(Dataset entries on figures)
# # # # #

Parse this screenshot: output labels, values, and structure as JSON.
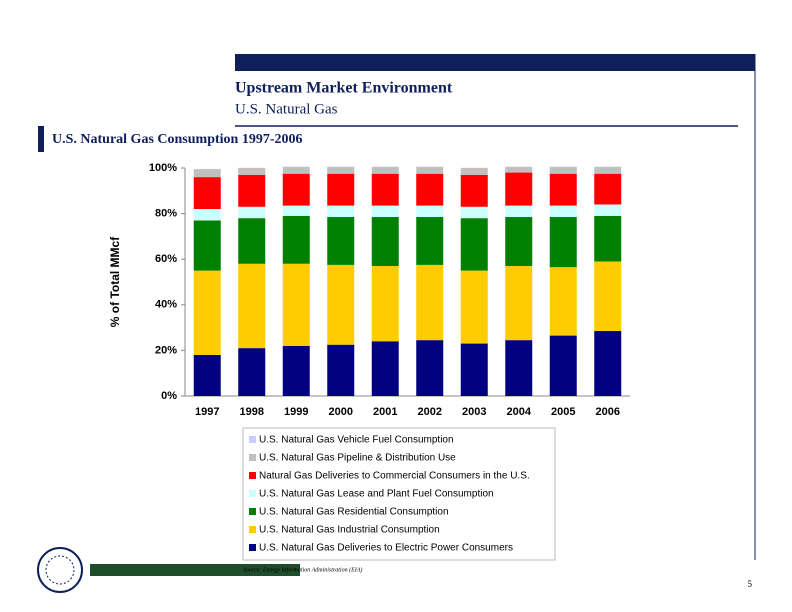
{
  "page": {
    "header_title": "Upstream Market Environment",
    "header_subtitle": "U.S. Natural Gas",
    "section_title": "U.S. Natural Gas Consumption 1997-2006",
    "source": "Source:  Energy Information Administration (EIA)",
    "page_number": "5"
  },
  "chart_data": {
    "type": "stacked-bar",
    "y_label": "% of Total MMcf",
    "categories": [
      "1997",
      "1998",
      "1999",
      "2000",
      "2001",
      "2002",
      "2003",
      "2004",
      "2005",
      "2006"
    ],
    "ylim": [
      0,
      100
    ],
    "yticks": [
      {
        "value": 0,
        "label": "0%"
      },
      {
        "value": 20,
        "label": "20%"
      },
      {
        "value": 40,
        "label": "40%"
      },
      {
        "value": 60,
        "label": "60%"
      },
      {
        "value": 80,
        "label": "80%"
      },
      {
        "value": 100,
        "label": "100%"
      }
    ],
    "grid": false,
    "series": [
      {
        "name": "U.S. Natural Gas Deliveries to Electric Power Consumers",
        "color": "#000080",
        "values": [
          18,
          21,
          22,
          22.5,
          24,
          24.5,
          23,
          24.5,
          26.5,
          28.5
        ]
      },
      {
        "name": "U.S. Natural Gas Industrial Consumption",
        "color": "#ffcc00",
        "values": [
          37,
          37,
          36,
          35,
          33,
          33,
          32,
          32.5,
          30,
          30.5
        ]
      },
      {
        "name": "U.S. Natural Gas Residential Consumption",
        "color": "#008000",
        "values": [
          22,
          20,
          21,
          21,
          21.5,
          21,
          23,
          21.5,
          22,
          20
        ]
      },
      {
        "name": "U.S. Natural Gas Lease and Plant Fuel Consumption",
        "color": "#ccffff",
        "values": [
          5,
          5,
          4.5,
          5,
          5,
          5,
          5,
          5,
          5,
          5
        ]
      },
      {
        "name": "Natural Gas Deliveries to Commercial Consumers in the U.S.",
        "color": "#ff0000",
        "values": [
          14,
          14,
          14,
          14,
          14,
          14,
          14,
          14.5,
          14,
          13.5
        ]
      },
      {
        "name": "U.S. Natural Gas Pipeline & Distribution Use",
        "color": "#c0c0c0",
        "values": [
          3.5,
          3,
          3,
          3,
          3,
          3,
          3,
          2.5,
          3,
          3
        ]
      },
      {
        "name": "U.S. Natural Gas Vehicle Fuel Consumption",
        "color": "#ccccff",
        "values": [
          0.1,
          0.1,
          0.1,
          0.1,
          0.1,
          0.1,
          0.1,
          0.1,
          0.1,
          0.1
        ]
      }
    ]
  }
}
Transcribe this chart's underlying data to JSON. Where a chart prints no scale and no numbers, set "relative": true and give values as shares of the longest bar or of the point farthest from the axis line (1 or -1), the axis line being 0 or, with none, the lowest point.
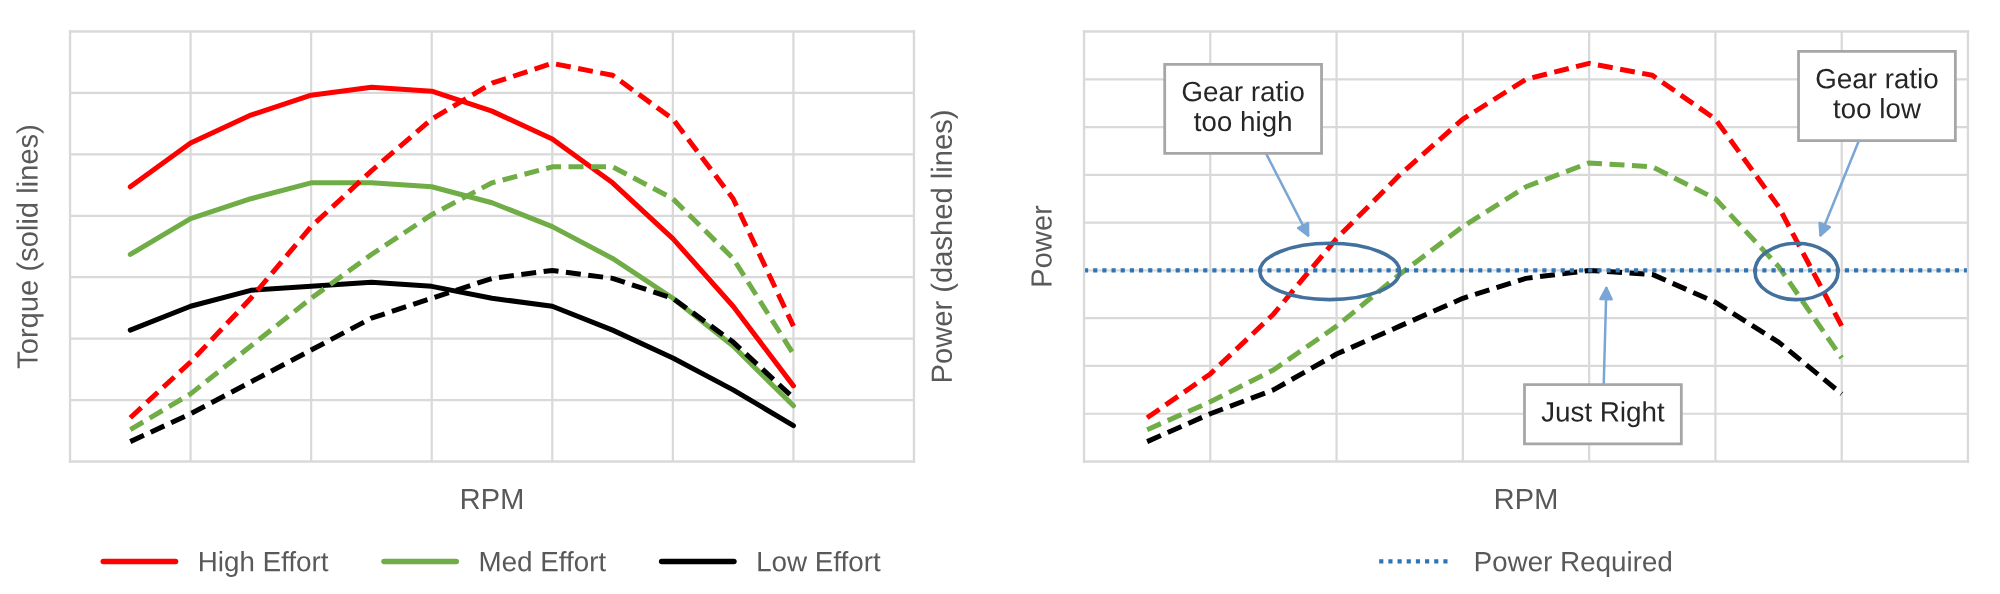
{
  "chart_data": [
    {
      "type": "line",
      "relative": true,
      "xlabel": "RPM",
      "ylabel": "Torque (solid lines)",
      "y2label": "Power (dashed lines)",
      "grid": true,
      "legend": "bottom",
      "categories": [
        null,
        null,
        null,
        null,
        null,
        null,
        null,
        null,
        null,
        null,
        null,
        null
      ],
      "series": [
        {
          "name": "High Effort",
          "color": "#ff0000",
          "line_style": "solid",
          "values": [
            0.69,
            0.8,
            0.87,
            0.92,
            0.94,
            0.93,
            0.88,
            0.81,
            0.7,
            0.56,
            0.39,
            0.19
          ]
        },
        {
          "name": "Med Effort",
          "color": "#70ad47",
          "line_style": "solid",
          "values": [
            0.52,
            0.61,
            0.66,
            0.7,
            0.7,
            0.69,
            0.65,
            0.59,
            0.51,
            0.41,
            0.29,
            0.14
          ]
        },
        {
          "name": "Low Effort",
          "color": "#000000",
          "line_style": "solid",
          "values": [
            0.33,
            0.39,
            0.43,
            0.44,
            0.45,
            0.44,
            0.41,
            0.39,
            0.33,
            0.26,
            0.18,
            0.09
          ]
        },
        {
          "color": "#ff0000",
          "line_style": "dashed",
          "values": [
            0.11,
            0.25,
            0.41,
            0.59,
            0.73,
            0.86,
            0.95,
            1.0,
            0.97,
            0.86,
            0.66,
            0.34
          ]
        },
        {
          "color": "#70ad47",
          "line_style": "dashed",
          "values": [
            0.08,
            0.17,
            0.29,
            0.41,
            0.52,
            0.62,
            0.7,
            0.74,
            0.74,
            0.66,
            0.51,
            0.27
          ]
        },
        {
          "color": "#000000",
          "line_style": "dashed",
          "values": [
            0.05,
            0.12,
            0.2,
            0.28,
            0.36,
            0.41,
            0.46,
            0.48,
            0.46,
            0.41,
            0.3,
            0.16
          ]
        }
      ]
    },
    {
      "type": "line",
      "relative": true,
      "xlabel": "RPM",
      "ylabel": "Power",
      "grid": true,
      "legend": "bottom",
      "categories": [
        null,
        null,
        null,
        null,
        null,
        null,
        null,
        null,
        null,
        null,
        null,
        null
      ],
      "series": [
        {
          "color": "#ff0000",
          "line_style": "dashed",
          "values": [
            0.11,
            0.22,
            0.37,
            0.56,
            0.72,
            0.86,
            0.96,
            1.0,
            0.97,
            0.86,
            0.64,
            0.34
          ]
        },
        {
          "color": "#70ad47",
          "line_style": "dashed",
          "values": [
            0.08,
            0.15,
            0.23,
            0.34,
            0.47,
            0.59,
            0.69,
            0.75,
            0.74,
            0.66,
            0.49,
            0.26
          ]
        },
        {
          "color": "#000000",
          "line_style": "dashed",
          "values": [
            0.05,
            0.12,
            0.18,
            0.27,
            0.34,
            0.41,
            0.46,
            0.48,
            0.47,
            0.4,
            0.3,
            0.17
          ]
        }
      ],
      "ref_lines": [
        {
          "axis": "y",
          "value": 0.48,
          "label": "Power Required",
          "color": "#2e75b6",
          "line_style": "dotted"
        }
      ],
      "annotations": [
        "Gear ratio\ntoo high",
        "Gear ratio\ntoo low",
        "Just Right"
      ]
    }
  ]
}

# # # # #

§ **Given instruction**
Images in the data above are to be skipped. Retype all other material exactly.

§ **Solution**
Parse this screenshot: output labels, values, and structure as JSON.
{
  "page": {
    "header_title": "Upstream Market Environment",
    "header_subtitle": "U.S. Natural Gas",
    "section_title": "U.S. Natural Gas Consumption 1997-2006",
    "source": "Source:  Energy Information Administration (EIA)",
    "page_number": "5"
  },
  "chart_data": {
    "type": "stacked-bar",
    "y_label": "% of Total MMcf",
    "categories": [
      "1997",
      "1998",
      "1999",
      "2000",
      "2001",
      "2002",
      "2003",
      "2004",
      "2005",
      "2006"
    ],
    "ylim": [
      0,
      100
    ],
    "yticks": [
      {
        "value": 0,
        "label": "0%"
      },
      {
        "value": 20,
        "label": "20%"
      },
      {
        "value": 40,
        "label": "40%"
      },
      {
        "value": 60,
        "label": "60%"
      },
      {
        "value": 80,
        "label": "80%"
      },
      {
        "value": 100,
        "label": "100%"
      }
    ],
    "grid": false,
    "series": [
      {
        "name": "U.S. Natural Gas Deliveries to Electric Power Consumers",
        "color": "#000080",
        "values": [
          18,
          21,
          22,
          22.5,
          24,
          24.5,
          23,
          24.5,
          26.5,
          28.5
        ]
      },
      {
        "name": "U.S. Natural Gas Industrial Consumption",
        "color": "#ffcc00",
        "values": [
          37,
          37,
          36,
          35,
          33,
          33,
          32,
          32.5,
          30,
          30.5
        ]
      },
      {
        "name": "U.S. Natural Gas Residential Consumption",
        "color": "#008000",
        "values": [
          22,
          20,
          21,
          21,
          21.5,
          21,
          23,
          21.5,
          22,
          20
        ]
      },
      {
        "name": "U.S. Natural Gas Lease and Plant Fuel Consumption",
        "color": "#ccffff",
        "values": [
          5,
          5,
          4.5,
          5,
          5,
          5,
          5,
          5,
          5,
          5
        ]
      },
      {
        "name": "Natural Gas Deliveries to Commercial Consumers in the U.S.",
        "color": "#ff0000",
        "values": [
          14,
          14,
          14,
          14,
          14,
          14,
          14,
          14.5,
          14,
          13.5
        ]
      },
      {
        "name": "U.S. Natural Gas Pipeline & Distribution Use",
        "color": "#c0c0c0",
        "values": [
          3.5,
          3,
          3,
          3,
          3,
          3,
          3,
          2.5,
          3,
          3
        ]
      },
      {
        "name": "U.S. Natural Gas Vehicle Fuel Consumption",
        "color": "#ccccff",
        "values": [
          0.1,
          0.1,
          0.1,
          0.1,
          0.1,
          0.1,
          0.1,
          0.1,
          0.1,
          0.1
        ]
      }
    ]
  }
}
Transcribe this chart's underlying data to JSON. Where a chart prints no scale and no numbers, set "relative": true and give values as shares of the longest bar or of the point farthest from the axis line (1 or -1), the axis line being 0 or, with none, the lowest point.
{
  "chart_data": [
    {
      "type": "line",
      "relative": true,
      "xlabel": "RPM",
      "ylabel": "Torque (solid lines)",
      "y2label": "Power (dashed lines)",
      "grid": true,
      "legend": "bottom",
      "categories": [
        null,
        null,
        null,
        null,
        null,
        null,
        null,
        null,
        null,
        null,
        null,
        null
      ],
      "series": [
        {
          "name": "High Effort",
          "color": "#ff0000",
          "line_style": "solid",
          "values": [
            0.69,
            0.8,
            0.87,
            0.92,
            0.94,
            0.93,
            0.88,
            0.81,
            0.7,
            0.56,
            0.39,
            0.19
          ]
        },
        {
          "name": "Med Effort",
          "color": "#70ad47",
          "line_style": "solid",
          "values": [
            0.52,
            0.61,
            0.66,
            0.7,
            0.7,
            0.69,
            0.65,
            0.59,
            0.51,
            0.41,
            0.29,
            0.14
          ]
        },
        {
          "name": "Low Effort",
          "color": "#000000",
          "line_style": "solid",
          "values": [
            0.33,
            0.39,
            0.43,
            0.44,
            0.45,
            0.44,
            0.41,
            0.39,
            0.33,
            0.26,
            0.18,
            0.09
          ]
        },
        {
          "color": "#ff0000",
          "line_style": "dashed",
          "values": [
            0.11,
            0.25,
            0.41,
            0.59,
            0.73,
            0.86,
            0.95,
            1.0,
            0.97,
            0.86,
            0.66,
            0.34
          ]
        },
        {
          "color": "#70ad47",
          "line_style": "dashed",
          "values": [
            0.08,
            0.17,
            0.29,
            0.41,
            0.52,
            0.62,
            0.7,
            0.74,
            0.74,
            0.66,
            0.51,
            0.27
          ]
        },
        {
          "color": "#000000",
          "line_style": "dashed",
          "values": [
            0.05,
            0.12,
            0.2,
            0.28,
            0.36,
            0.41,
            0.46,
            0.48,
            0.46,
            0.41,
            0.3,
            0.16
          ]
        }
      ]
    },
    {
      "type": "line",
      "relative": true,
      "xlabel": "RPM",
      "ylabel": "Power",
      "grid": true,
      "legend": "bottom",
      "categories": [
        null,
        null,
        null,
        null,
        null,
        null,
        null,
        null,
        null,
        null,
        null,
        null
      ],
      "series": [
        {
          "color": "#ff0000",
          "line_style": "dashed",
          "values": [
            0.11,
            0.22,
            0.37,
            0.56,
            0.72,
            0.86,
            0.96,
            1.0,
            0.97,
            0.86,
            0.64,
            0.34
          ]
        },
        {
          "color": "#70ad47",
          "line_style": "dashed",
          "values": [
            0.08,
            0.15,
            0.23,
            0.34,
            0.47,
            0.59,
            0.69,
            0.75,
            0.74,
            0.66,
            0.49,
            0.26
          ]
        },
        {
          "color": "#000000",
          "line_style": "dashed",
          "values": [
            0.05,
            0.12,
            0.18,
            0.27,
            0.34,
            0.41,
            0.46,
            0.48,
            0.47,
            0.4,
            0.3,
            0.17
          ]
        }
      ],
      "ref_lines": [
        {
          "axis": "y",
          "value": 0.48,
          "label": "Power Required",
          "color": "#2e75b6",
          "line_style": "dotted"
        }
      ],
      "annotations": [
        "Gear ratio\ntoo high",
        "Gear ratio\ntoo low",
        "Just Right"
      ]
    }
  ]
}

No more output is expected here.